INSTRUCTIONS TO FOLLOW:
Omit all images, then return the remaining material exactly as it stands.

SUPPLIED MATERIAL:

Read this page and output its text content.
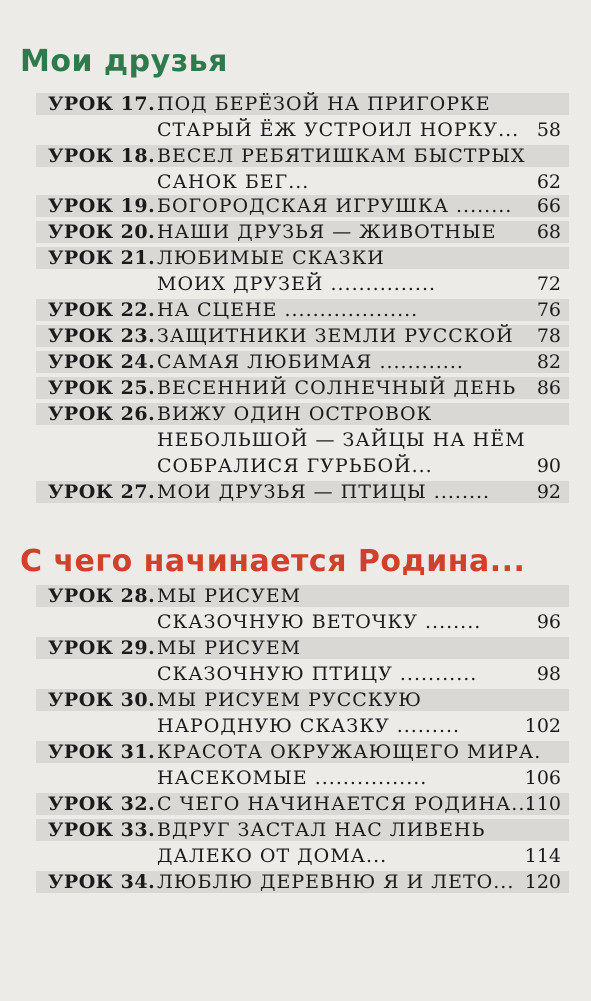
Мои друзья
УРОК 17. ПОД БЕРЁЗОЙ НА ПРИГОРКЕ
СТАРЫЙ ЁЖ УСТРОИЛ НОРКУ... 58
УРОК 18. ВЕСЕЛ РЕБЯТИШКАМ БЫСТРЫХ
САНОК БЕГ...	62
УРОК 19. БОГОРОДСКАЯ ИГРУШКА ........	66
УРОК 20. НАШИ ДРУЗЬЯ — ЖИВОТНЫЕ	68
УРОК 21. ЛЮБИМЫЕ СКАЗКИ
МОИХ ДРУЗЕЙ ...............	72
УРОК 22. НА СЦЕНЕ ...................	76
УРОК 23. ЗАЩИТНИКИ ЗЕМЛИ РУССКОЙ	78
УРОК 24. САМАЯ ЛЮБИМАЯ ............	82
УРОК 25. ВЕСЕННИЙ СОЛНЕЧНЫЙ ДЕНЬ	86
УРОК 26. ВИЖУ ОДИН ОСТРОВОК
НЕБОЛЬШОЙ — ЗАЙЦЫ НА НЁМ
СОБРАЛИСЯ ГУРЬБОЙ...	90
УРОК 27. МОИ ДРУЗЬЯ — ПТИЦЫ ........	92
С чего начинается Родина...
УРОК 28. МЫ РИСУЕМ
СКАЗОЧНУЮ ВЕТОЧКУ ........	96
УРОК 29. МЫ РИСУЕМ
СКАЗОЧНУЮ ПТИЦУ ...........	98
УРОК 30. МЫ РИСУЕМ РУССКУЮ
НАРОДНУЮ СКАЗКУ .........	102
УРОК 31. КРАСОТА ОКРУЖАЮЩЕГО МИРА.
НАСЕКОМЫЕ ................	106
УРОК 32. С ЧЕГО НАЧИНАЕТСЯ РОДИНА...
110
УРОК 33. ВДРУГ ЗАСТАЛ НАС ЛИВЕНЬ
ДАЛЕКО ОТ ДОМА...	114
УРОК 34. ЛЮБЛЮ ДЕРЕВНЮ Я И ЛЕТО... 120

WORKED SOLUTION:
Read this page and output its text content.
Мои друзья
УРОК 17. ПОД БЕРЁЗОЙ НА ПРИГОРКЕ
СТАРЫЙ ЁЖ УСТРОИЛ НОРКУ... 58
УРОК 18. ВЕСЕЛ РЕБЯТИШКАМ БЫСТРЫХ
САНОК БЕГ...	62
УРОК 19. БОГОРОДСКАЯ ИГРУШКА ........	66
УРОК 20. НАШИ ДРУЗЬЯ — ЖИВОТНЫЕ	68
УРОК 21. ЛЮБИМЫЕ СКАЗКИ
МОИХ ДРУЗЕЙ ...............	72
УРОК 22. НА СЦЕНЕ ...................	76
УРОК 23. ЗАЩИТНИКИ ЗЕМЛИ РУССКОЙ	78
УРОК 24. САМАЯ ЛЮБИМАЯ ............	82
УРОК 25. ВЕСЕННИЙ СОЛНЕЧНЫЙ ДЕНЬ	86
УРОК 26. ВИЖУ ОДИН ОСТРОВОК
НЕБОЛЬШОЙ — ЗАЙЦЫ НА НЁМ
СОБРАЛИСЯ ГУРЬБОЙ...	90
УРОК 27. МОИ ДРУЗЬЯ — ПТИЦЫ ........	92
С чего начинается Родина...
УРОК 28. МЫ РИСУЕМ
СКАЗОЧНУЮ ВЕТОЧКУ ........	96
УРОК 29. МЫ РИСУЕМ
СКАЗОЧНУЮ ПТИЦУ ...........	98
УРОК 30. МЫ РИСУЕМ РУССКУЮ
НАРОДНУЮ СКАЗКУ .........	102
УРОК 31. КРАСОТА ОКРУЖАЮЩЕГО МИРА.
НАСЕКОМЫЕ ................	106
УРОК 32. С ЧЕГО НАЧИНАЕТСЯ РОДИНА...
110
УРОК 33. ВДРУГ ЗАСТАЛ НАС ЛИВЕНЬ
ДАЛЕКО ОТ ДОМА...	114
УРОК 34. ЛЮБЛЮ ДЕРЕВНЮ Я И ЛЕТО... 120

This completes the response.